## [Record list]
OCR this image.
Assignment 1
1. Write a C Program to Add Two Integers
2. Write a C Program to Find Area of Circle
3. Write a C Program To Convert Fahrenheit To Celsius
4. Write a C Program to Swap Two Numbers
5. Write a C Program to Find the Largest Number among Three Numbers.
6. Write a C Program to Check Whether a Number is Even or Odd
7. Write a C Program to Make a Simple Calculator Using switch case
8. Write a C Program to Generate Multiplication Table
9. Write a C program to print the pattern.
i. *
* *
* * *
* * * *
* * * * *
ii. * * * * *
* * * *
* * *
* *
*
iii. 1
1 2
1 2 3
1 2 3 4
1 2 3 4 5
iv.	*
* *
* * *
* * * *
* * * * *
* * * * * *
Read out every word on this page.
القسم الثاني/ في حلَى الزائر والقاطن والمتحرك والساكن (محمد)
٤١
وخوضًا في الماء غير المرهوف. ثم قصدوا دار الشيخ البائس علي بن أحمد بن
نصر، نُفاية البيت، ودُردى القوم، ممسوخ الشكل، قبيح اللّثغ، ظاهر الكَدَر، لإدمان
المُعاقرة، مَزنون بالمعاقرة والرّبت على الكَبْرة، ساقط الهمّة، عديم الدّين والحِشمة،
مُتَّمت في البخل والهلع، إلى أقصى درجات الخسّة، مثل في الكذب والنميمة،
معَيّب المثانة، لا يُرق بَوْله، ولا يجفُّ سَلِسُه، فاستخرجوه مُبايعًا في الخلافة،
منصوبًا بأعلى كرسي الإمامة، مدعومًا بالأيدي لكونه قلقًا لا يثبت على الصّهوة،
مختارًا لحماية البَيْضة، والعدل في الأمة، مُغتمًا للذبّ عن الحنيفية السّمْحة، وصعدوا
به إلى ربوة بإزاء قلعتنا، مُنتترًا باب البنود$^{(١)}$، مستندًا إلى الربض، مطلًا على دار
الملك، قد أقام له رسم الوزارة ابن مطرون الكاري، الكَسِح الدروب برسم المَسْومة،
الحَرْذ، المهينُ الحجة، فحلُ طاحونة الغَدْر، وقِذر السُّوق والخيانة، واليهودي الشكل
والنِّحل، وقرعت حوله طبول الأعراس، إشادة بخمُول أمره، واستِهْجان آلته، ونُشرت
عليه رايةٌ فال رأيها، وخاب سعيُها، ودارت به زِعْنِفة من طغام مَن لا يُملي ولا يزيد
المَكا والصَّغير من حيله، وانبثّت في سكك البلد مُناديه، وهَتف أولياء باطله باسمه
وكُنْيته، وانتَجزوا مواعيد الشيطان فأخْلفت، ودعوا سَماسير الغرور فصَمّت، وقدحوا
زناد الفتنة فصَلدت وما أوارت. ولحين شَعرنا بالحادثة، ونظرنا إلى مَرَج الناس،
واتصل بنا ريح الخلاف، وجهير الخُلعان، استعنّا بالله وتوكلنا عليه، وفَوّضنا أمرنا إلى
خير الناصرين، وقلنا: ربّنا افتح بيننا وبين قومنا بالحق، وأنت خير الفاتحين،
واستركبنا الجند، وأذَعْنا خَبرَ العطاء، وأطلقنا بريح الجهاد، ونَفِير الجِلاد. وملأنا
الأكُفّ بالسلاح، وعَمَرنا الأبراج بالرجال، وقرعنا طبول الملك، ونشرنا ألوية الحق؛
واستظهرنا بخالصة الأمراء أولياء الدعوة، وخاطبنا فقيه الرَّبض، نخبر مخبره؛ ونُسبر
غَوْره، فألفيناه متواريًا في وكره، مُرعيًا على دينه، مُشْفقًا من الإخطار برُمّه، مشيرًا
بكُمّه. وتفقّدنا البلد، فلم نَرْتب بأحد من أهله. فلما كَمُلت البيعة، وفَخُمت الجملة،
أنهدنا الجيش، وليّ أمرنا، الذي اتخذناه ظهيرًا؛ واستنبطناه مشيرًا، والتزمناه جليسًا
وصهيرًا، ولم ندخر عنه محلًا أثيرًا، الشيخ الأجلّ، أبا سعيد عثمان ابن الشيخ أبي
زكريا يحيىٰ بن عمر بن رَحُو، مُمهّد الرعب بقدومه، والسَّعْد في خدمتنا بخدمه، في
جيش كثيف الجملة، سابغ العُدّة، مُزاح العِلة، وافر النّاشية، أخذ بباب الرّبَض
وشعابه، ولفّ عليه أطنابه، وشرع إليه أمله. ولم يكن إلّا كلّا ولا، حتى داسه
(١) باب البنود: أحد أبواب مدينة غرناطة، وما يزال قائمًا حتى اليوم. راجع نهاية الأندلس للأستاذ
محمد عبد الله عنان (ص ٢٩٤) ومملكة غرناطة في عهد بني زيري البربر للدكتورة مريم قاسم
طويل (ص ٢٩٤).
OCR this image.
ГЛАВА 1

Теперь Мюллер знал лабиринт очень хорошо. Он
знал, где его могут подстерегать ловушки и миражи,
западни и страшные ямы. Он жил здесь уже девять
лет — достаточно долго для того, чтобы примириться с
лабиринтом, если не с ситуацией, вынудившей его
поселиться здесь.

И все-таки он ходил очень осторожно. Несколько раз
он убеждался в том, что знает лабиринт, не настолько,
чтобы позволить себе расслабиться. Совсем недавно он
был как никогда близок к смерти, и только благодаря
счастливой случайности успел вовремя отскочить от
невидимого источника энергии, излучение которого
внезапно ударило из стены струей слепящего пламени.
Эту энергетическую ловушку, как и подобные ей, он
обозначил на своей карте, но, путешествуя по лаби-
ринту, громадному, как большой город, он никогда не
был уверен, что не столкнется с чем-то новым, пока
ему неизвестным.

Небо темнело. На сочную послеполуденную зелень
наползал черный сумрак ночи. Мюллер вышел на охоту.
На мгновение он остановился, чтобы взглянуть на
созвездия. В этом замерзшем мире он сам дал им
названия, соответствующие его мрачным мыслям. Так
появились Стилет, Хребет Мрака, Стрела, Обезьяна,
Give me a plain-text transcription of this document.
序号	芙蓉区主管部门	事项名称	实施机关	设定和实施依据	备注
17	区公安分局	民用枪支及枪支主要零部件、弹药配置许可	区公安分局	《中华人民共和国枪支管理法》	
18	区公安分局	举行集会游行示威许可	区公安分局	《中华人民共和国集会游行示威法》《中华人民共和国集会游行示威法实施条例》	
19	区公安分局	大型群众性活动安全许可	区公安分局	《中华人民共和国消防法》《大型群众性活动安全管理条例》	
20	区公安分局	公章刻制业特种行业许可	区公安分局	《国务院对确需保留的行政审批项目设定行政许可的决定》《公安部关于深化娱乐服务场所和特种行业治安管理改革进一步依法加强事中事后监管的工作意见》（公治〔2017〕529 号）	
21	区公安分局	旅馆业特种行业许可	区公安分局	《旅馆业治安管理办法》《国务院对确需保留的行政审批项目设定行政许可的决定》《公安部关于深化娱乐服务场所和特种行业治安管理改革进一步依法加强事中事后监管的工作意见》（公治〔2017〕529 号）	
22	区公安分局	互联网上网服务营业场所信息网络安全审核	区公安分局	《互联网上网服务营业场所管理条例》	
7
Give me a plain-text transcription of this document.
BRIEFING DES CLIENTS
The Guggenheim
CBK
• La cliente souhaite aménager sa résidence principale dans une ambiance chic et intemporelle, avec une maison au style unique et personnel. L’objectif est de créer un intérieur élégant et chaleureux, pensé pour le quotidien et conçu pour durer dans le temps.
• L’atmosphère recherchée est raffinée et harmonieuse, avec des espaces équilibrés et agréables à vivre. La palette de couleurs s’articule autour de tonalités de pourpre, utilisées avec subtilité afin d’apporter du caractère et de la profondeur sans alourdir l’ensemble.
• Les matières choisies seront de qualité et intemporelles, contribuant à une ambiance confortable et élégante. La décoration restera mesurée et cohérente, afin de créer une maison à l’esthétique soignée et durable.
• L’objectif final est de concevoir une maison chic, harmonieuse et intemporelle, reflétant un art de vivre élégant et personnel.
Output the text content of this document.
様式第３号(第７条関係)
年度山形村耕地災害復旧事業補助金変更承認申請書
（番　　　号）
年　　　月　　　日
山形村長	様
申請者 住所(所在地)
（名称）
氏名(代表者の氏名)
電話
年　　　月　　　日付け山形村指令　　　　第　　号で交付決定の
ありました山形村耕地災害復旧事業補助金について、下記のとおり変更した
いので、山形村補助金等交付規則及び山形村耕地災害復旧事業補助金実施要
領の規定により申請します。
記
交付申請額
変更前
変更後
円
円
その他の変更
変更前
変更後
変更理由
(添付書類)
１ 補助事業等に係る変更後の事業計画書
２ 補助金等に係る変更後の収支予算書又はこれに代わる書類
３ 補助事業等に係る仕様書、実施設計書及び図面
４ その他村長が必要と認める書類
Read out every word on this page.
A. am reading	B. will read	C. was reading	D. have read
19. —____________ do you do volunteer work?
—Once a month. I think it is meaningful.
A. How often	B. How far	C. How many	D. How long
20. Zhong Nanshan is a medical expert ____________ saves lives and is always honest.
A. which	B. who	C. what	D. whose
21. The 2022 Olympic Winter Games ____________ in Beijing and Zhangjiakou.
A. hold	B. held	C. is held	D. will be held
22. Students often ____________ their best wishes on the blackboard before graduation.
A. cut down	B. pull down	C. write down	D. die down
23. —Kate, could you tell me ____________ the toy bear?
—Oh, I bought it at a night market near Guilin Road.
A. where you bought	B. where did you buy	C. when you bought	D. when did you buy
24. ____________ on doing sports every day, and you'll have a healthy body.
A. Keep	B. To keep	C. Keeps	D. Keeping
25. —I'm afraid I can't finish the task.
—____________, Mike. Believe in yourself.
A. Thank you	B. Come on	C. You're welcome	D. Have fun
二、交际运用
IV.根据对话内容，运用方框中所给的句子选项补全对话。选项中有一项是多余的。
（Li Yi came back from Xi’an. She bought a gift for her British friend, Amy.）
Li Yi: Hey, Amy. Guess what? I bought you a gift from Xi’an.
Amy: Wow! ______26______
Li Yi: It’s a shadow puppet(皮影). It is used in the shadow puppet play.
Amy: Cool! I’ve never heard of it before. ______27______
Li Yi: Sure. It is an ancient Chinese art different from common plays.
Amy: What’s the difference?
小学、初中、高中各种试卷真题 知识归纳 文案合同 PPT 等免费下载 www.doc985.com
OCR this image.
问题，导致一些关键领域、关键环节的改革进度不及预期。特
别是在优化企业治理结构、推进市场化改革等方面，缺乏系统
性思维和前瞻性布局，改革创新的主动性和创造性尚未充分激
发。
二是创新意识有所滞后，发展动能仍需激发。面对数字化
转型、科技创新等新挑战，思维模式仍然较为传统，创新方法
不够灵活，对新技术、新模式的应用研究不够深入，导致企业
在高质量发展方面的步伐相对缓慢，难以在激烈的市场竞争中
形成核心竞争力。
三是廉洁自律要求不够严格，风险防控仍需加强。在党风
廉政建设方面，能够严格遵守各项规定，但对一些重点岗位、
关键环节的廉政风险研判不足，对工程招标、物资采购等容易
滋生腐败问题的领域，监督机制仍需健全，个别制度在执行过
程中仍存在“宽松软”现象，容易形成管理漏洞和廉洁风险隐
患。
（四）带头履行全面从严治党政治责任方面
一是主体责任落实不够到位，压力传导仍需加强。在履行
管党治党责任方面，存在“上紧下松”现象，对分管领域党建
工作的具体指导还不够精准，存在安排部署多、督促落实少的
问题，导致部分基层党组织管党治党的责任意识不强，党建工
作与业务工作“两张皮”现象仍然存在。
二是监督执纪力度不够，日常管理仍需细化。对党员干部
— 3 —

## [What needs to be done]
Looking at the records above, work out how many lines include the string "vivre". Give the number and nothing else.

## [Problem solution]
2